Entries:

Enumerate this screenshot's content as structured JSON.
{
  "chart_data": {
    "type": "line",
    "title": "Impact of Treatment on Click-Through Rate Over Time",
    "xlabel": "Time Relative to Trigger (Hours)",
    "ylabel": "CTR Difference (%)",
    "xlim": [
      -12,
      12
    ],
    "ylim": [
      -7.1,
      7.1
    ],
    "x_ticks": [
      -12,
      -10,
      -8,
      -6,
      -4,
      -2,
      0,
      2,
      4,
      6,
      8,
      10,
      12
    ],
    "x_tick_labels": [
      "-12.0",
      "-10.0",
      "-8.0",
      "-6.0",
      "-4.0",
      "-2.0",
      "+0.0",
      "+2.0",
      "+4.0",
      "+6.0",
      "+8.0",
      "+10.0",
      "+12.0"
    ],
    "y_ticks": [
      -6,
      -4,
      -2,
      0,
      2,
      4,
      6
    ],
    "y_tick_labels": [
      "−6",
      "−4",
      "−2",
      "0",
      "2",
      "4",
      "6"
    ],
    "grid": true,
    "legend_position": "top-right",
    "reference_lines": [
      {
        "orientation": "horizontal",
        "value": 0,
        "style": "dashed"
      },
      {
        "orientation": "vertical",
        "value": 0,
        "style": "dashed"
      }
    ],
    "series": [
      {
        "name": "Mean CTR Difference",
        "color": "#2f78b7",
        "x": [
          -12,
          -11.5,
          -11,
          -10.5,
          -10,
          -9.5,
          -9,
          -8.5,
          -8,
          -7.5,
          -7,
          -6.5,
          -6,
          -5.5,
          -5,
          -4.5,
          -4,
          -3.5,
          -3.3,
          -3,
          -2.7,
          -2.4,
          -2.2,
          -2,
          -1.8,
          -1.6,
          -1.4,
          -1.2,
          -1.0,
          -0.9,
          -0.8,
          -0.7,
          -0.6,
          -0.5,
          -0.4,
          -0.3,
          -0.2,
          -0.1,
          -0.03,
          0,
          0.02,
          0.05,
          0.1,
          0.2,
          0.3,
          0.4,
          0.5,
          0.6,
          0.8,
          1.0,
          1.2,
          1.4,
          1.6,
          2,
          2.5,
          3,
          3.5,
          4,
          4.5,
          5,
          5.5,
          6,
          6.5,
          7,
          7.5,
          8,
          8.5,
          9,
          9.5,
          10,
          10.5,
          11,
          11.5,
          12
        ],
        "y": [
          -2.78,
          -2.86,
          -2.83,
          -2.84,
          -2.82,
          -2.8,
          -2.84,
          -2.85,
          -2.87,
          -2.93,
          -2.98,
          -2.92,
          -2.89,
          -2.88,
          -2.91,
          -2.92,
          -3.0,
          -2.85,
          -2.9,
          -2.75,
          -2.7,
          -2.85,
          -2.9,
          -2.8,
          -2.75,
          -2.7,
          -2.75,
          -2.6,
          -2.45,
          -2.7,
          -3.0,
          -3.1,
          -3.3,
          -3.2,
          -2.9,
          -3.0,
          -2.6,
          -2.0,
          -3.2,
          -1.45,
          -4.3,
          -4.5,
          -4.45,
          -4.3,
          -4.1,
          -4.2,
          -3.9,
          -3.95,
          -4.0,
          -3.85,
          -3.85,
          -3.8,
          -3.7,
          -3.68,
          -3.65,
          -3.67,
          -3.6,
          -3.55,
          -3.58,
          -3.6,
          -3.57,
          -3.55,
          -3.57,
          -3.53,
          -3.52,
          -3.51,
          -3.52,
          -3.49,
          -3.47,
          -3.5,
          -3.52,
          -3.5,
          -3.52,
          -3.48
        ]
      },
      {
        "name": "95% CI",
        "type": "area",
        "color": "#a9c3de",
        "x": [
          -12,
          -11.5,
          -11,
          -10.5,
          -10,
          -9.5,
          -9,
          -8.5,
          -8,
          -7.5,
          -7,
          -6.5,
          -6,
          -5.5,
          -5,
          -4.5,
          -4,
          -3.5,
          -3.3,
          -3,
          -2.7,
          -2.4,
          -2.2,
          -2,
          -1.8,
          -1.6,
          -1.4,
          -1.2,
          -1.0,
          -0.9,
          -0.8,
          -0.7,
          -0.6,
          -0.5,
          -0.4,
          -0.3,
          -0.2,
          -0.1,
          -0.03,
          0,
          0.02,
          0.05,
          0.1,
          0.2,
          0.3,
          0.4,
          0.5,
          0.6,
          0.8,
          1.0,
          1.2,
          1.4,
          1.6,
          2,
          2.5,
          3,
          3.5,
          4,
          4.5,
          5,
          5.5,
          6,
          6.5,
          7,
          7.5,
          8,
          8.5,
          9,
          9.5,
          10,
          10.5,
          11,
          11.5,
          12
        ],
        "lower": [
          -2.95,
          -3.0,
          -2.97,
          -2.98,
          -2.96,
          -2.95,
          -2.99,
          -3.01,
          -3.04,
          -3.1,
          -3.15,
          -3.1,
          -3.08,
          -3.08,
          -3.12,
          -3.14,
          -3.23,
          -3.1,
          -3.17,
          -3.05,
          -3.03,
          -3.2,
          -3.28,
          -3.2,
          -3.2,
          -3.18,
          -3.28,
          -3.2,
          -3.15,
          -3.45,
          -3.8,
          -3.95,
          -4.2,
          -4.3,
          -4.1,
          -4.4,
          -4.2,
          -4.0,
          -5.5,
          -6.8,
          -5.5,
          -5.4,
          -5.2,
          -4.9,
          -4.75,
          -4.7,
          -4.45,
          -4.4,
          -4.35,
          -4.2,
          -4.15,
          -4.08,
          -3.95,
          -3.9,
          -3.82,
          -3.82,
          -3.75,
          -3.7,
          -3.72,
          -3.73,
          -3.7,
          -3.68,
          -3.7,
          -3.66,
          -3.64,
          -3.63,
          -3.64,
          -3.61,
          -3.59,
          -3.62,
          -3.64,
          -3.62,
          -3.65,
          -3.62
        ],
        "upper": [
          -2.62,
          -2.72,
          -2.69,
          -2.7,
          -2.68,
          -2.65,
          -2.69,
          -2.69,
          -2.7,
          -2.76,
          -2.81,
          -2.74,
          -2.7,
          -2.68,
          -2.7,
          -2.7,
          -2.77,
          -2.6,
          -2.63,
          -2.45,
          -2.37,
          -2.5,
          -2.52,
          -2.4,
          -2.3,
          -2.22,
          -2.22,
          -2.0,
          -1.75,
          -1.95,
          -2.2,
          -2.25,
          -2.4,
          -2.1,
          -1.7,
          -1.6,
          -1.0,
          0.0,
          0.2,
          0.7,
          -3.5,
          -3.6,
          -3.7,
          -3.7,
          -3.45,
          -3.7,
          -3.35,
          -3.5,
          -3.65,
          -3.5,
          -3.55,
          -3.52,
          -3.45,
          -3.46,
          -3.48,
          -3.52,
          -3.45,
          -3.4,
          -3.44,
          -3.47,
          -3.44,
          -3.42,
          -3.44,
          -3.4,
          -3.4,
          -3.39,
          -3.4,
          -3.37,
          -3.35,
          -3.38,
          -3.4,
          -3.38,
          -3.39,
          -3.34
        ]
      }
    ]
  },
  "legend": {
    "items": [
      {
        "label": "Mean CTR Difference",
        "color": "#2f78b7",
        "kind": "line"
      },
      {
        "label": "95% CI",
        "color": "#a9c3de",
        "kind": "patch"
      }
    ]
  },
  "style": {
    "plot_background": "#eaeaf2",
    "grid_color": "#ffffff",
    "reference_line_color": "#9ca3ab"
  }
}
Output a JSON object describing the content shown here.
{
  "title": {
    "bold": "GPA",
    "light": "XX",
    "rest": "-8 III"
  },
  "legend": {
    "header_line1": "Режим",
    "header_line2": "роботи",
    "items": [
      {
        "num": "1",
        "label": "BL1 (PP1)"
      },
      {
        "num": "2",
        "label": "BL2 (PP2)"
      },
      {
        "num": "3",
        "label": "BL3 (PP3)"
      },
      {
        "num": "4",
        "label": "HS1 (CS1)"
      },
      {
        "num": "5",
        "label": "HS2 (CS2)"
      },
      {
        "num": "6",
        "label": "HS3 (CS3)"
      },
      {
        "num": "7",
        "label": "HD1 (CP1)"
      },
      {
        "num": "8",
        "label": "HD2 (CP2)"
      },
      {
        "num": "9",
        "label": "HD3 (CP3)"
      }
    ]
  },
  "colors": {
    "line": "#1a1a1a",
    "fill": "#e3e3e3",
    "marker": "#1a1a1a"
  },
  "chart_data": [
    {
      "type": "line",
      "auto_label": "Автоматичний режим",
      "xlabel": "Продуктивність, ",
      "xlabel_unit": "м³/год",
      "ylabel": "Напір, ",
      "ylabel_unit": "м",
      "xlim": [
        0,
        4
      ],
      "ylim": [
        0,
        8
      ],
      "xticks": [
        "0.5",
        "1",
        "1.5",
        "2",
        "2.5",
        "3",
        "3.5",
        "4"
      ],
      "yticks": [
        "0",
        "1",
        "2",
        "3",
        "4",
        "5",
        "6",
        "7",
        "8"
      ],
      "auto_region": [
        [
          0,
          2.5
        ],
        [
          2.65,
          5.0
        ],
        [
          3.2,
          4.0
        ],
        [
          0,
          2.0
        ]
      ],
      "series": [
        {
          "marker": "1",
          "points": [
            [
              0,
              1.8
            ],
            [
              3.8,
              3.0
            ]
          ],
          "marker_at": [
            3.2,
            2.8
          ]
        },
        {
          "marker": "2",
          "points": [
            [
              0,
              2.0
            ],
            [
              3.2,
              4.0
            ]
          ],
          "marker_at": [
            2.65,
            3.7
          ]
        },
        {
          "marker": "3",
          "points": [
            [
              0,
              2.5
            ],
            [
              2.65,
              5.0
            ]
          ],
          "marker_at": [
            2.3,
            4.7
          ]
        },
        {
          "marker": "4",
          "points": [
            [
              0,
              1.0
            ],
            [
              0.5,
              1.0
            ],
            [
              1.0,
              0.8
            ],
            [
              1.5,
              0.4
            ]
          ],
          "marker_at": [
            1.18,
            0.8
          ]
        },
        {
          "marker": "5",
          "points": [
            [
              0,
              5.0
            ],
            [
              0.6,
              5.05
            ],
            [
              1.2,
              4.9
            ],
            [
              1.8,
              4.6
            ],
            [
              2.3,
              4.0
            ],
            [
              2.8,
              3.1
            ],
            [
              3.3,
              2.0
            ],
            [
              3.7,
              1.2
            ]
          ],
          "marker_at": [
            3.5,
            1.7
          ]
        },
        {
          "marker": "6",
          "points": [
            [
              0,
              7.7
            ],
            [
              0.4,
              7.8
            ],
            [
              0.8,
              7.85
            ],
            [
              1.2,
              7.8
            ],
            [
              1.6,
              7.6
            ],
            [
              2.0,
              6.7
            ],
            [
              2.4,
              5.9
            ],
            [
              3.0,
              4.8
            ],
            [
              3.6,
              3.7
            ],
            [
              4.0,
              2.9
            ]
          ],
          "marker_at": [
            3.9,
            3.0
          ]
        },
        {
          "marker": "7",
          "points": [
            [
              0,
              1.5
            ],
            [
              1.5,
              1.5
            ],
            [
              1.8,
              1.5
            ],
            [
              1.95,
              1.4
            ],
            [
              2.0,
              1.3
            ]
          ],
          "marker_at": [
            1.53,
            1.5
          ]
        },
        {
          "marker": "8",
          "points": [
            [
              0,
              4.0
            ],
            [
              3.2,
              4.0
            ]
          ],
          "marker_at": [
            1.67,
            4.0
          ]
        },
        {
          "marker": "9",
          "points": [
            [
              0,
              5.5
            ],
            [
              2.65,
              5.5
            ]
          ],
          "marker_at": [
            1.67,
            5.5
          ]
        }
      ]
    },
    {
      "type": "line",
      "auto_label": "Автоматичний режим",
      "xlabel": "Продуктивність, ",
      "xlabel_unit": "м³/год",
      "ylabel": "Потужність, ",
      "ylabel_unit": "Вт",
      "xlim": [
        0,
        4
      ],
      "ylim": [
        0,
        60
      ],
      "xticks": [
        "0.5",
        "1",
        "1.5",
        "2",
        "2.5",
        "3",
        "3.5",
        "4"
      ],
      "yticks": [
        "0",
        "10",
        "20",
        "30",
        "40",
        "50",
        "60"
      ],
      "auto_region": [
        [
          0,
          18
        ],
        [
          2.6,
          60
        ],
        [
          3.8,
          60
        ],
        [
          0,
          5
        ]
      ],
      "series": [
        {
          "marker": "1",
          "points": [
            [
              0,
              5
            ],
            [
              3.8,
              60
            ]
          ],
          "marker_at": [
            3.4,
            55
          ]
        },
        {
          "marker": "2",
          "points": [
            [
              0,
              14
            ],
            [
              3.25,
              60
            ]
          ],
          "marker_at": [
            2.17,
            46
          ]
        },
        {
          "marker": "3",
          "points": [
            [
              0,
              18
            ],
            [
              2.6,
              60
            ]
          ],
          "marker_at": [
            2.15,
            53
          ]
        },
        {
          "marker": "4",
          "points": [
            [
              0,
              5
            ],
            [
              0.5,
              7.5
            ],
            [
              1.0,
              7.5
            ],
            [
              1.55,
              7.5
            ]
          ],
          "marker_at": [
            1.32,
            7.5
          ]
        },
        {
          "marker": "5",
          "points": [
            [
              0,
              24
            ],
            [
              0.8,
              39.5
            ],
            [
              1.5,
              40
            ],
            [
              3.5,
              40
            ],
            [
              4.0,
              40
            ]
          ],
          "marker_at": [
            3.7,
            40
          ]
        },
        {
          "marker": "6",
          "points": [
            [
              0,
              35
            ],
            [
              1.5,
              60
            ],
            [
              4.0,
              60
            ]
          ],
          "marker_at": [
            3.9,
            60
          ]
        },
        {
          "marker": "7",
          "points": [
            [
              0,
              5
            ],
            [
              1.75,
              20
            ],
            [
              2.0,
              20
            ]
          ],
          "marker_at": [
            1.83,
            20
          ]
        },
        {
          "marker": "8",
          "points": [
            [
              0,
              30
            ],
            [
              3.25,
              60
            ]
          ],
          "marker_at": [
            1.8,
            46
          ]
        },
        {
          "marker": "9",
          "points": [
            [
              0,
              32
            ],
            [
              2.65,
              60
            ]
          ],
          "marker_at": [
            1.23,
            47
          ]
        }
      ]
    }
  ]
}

Task requirements:
Wherever "title" shows up in a line, copy that line.

Task output:
    "title": "Impact of Treatment on Click-Through Rate Over Time",
  "title": {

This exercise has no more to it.